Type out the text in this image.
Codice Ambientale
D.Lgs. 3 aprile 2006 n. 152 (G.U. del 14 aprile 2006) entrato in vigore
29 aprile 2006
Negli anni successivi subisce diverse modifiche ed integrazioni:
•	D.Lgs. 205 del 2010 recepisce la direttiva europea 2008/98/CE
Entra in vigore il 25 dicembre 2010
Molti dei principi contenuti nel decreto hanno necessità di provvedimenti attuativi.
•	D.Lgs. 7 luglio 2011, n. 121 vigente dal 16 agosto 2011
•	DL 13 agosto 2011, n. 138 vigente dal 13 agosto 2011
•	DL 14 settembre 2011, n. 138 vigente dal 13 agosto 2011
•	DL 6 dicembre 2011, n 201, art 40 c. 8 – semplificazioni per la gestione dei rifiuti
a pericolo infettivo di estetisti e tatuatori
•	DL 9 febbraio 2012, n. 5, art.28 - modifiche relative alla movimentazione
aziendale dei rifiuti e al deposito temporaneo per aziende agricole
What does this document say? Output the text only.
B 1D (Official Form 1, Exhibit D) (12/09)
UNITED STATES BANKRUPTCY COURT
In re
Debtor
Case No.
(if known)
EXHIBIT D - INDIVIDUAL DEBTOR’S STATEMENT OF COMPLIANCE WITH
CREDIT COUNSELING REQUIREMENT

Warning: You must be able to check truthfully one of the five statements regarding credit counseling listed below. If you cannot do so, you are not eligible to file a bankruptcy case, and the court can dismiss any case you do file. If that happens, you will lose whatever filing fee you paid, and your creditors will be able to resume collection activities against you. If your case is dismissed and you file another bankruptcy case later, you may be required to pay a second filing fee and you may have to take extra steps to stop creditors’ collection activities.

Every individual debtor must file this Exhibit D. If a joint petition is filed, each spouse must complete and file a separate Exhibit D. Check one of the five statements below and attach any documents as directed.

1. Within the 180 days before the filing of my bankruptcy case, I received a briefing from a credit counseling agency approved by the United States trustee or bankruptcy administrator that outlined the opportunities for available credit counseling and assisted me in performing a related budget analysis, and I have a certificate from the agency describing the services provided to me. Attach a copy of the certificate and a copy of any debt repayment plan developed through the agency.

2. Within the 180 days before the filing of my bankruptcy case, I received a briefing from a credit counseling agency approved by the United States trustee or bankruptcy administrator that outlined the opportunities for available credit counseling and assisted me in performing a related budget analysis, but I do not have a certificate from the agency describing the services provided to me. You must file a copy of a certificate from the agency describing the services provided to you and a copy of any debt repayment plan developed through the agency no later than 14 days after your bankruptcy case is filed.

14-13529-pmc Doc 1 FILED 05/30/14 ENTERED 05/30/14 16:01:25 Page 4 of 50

--

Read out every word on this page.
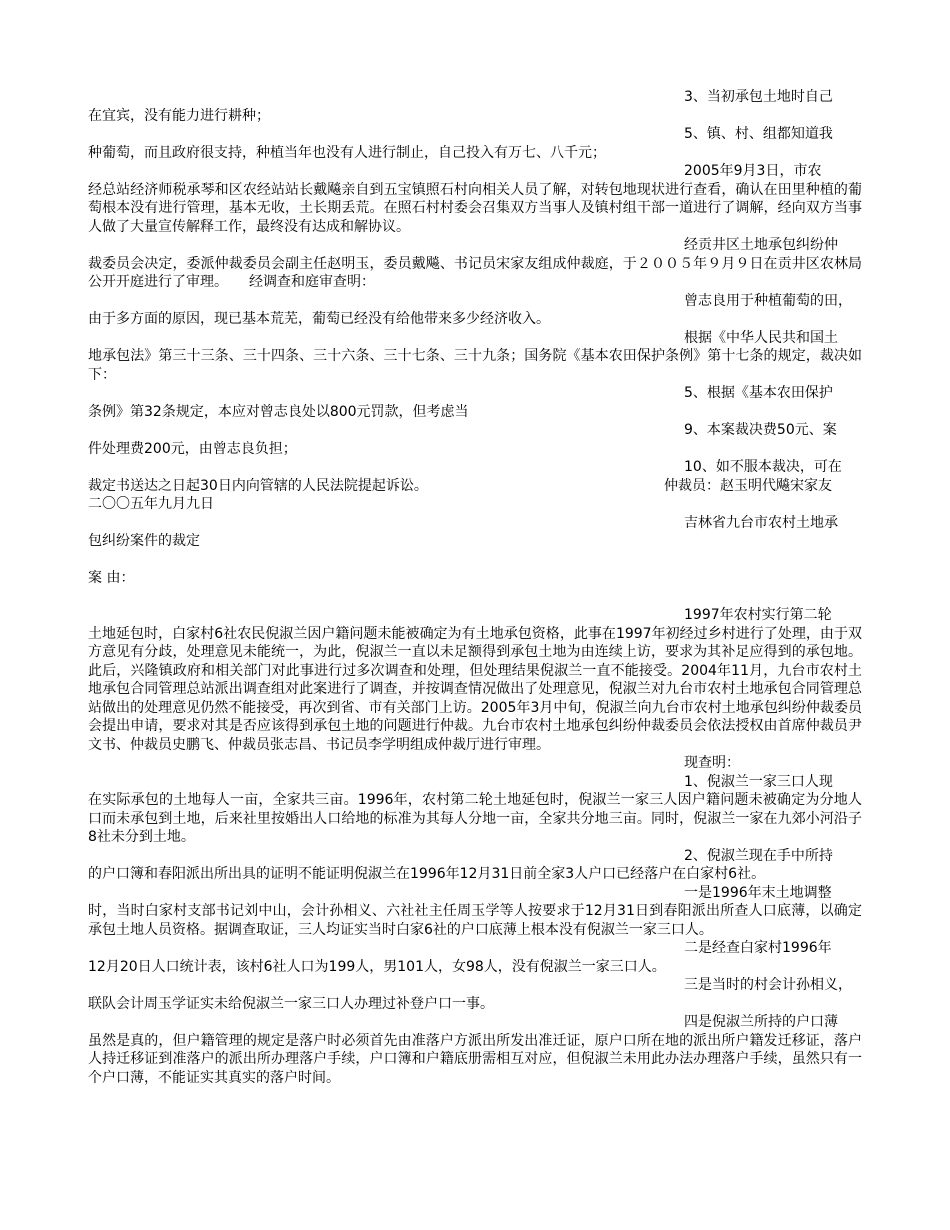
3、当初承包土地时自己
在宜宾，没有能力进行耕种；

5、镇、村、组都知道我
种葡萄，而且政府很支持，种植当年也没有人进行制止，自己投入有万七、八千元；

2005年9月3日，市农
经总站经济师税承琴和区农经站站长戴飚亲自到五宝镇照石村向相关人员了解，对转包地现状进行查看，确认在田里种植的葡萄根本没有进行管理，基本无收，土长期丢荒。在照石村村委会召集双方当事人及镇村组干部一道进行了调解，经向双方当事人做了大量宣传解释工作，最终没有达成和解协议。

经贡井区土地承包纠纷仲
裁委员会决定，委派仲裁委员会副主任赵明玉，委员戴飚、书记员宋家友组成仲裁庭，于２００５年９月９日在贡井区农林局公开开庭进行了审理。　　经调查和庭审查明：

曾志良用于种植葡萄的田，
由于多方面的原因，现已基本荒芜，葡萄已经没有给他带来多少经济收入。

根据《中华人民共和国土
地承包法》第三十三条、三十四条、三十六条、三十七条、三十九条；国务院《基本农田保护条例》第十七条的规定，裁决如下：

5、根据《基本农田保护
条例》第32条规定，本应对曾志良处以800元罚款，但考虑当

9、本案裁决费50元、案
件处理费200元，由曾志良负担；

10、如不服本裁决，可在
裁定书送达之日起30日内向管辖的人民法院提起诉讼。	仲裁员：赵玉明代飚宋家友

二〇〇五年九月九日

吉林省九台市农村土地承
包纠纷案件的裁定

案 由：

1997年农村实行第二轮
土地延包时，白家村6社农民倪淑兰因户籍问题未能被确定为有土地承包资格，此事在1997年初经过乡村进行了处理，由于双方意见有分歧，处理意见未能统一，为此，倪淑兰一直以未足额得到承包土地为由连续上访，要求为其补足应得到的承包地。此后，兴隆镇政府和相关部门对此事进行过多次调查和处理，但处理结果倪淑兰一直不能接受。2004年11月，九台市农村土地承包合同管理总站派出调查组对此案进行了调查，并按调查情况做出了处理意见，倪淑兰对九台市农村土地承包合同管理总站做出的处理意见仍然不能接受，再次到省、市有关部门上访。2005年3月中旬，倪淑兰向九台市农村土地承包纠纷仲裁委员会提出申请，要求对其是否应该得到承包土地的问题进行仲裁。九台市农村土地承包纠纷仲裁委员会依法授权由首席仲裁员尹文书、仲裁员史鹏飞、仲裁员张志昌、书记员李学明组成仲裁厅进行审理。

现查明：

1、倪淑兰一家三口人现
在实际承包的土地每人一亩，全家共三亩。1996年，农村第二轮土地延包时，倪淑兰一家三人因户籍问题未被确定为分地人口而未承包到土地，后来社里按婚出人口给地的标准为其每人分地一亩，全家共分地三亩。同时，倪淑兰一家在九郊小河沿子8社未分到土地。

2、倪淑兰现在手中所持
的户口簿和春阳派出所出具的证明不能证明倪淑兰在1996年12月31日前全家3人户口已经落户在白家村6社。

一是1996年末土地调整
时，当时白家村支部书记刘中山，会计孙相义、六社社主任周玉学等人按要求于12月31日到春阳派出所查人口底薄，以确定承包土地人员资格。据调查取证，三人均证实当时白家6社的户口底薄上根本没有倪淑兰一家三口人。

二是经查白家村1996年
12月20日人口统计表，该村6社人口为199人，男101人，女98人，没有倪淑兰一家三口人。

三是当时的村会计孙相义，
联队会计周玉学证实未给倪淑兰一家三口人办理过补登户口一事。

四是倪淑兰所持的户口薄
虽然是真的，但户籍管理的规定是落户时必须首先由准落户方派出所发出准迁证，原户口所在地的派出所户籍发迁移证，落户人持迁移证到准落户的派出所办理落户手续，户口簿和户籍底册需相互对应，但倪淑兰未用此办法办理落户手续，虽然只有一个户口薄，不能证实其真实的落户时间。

* * *

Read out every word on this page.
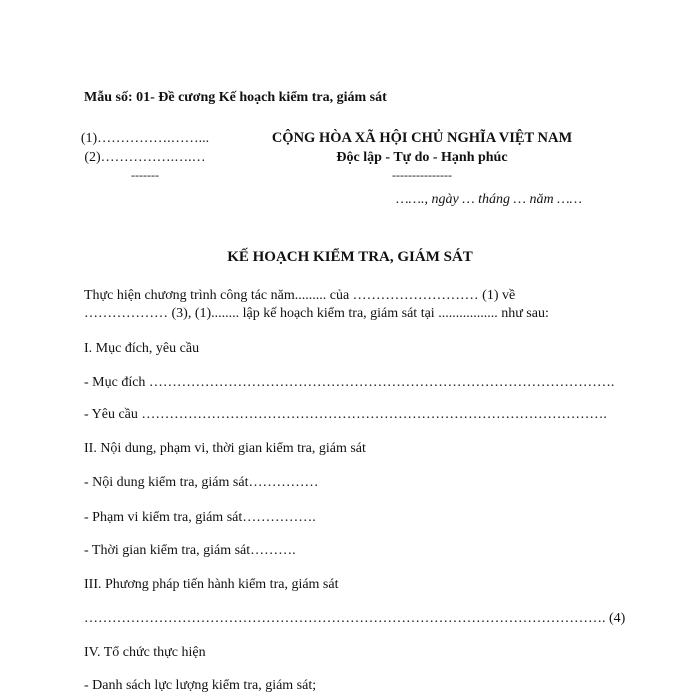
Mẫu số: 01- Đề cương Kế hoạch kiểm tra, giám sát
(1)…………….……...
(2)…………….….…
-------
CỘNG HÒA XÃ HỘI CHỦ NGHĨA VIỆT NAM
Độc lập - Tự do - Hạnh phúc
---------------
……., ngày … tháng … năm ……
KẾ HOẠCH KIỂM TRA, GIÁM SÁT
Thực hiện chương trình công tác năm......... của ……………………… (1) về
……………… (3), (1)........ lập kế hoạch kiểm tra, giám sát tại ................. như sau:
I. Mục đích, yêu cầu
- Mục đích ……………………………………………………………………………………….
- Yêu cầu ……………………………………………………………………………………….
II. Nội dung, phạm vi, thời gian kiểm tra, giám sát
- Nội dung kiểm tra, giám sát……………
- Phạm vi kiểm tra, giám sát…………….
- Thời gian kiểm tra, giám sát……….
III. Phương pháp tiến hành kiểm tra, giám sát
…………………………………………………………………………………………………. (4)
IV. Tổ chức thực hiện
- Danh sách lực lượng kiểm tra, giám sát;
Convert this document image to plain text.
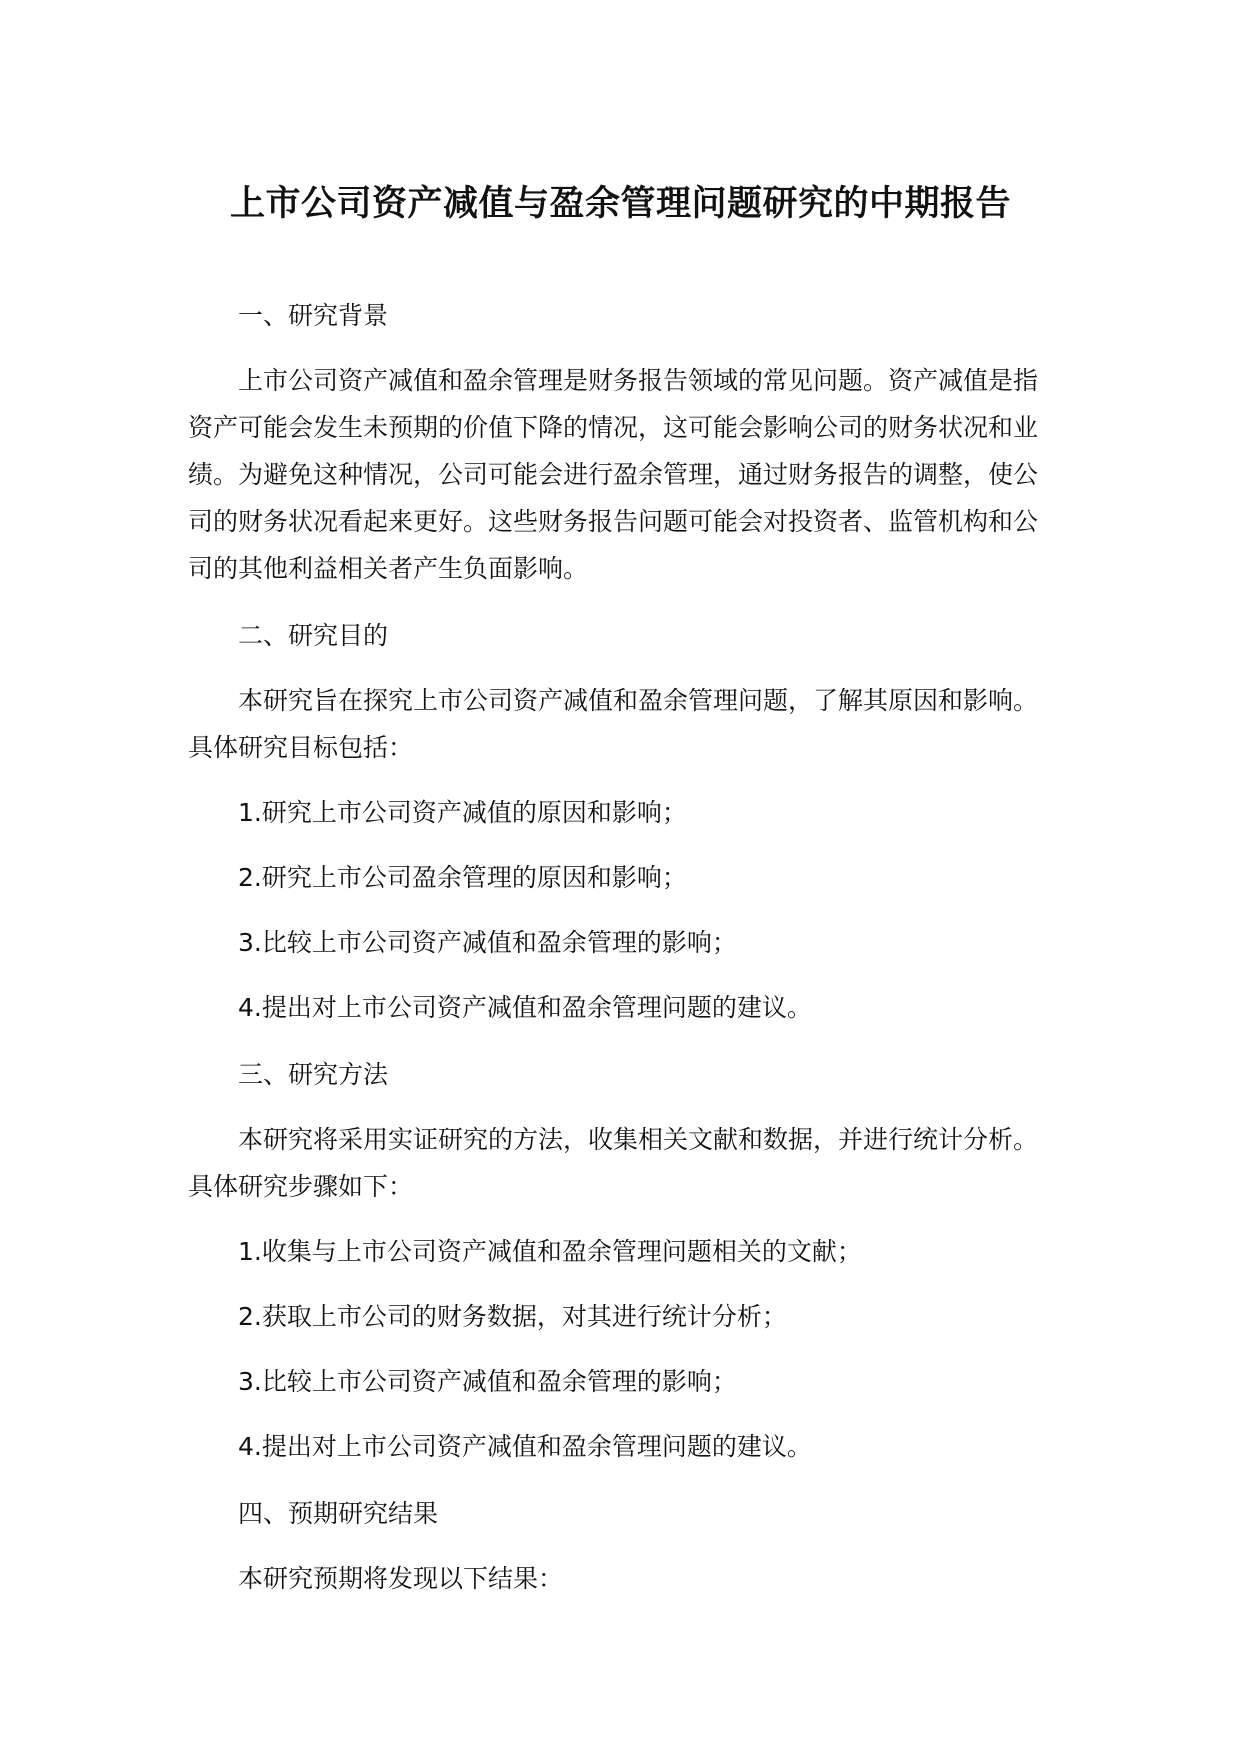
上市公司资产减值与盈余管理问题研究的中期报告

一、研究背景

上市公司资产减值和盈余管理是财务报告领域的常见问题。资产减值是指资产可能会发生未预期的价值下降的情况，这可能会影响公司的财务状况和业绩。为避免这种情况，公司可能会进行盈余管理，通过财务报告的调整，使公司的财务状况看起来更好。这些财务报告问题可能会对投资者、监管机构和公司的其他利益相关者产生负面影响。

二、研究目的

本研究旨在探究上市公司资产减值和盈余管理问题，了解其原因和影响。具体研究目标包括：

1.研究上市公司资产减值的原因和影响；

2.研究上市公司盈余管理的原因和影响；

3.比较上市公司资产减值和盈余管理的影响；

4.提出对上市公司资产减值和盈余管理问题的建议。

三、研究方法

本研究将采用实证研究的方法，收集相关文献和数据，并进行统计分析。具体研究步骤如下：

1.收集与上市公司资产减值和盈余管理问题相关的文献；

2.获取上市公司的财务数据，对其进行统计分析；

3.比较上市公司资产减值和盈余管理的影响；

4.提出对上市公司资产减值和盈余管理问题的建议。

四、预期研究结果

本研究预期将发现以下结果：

**Task instructions**. Collect every line above that contains the word "dicembre".

**Written answer**.
Entra in vigore il 25 dicembre 2010
•	DL 6 dicembre 2011, n 201, art 40 c. 8 – semplificazioni per la gestione dei rifiuti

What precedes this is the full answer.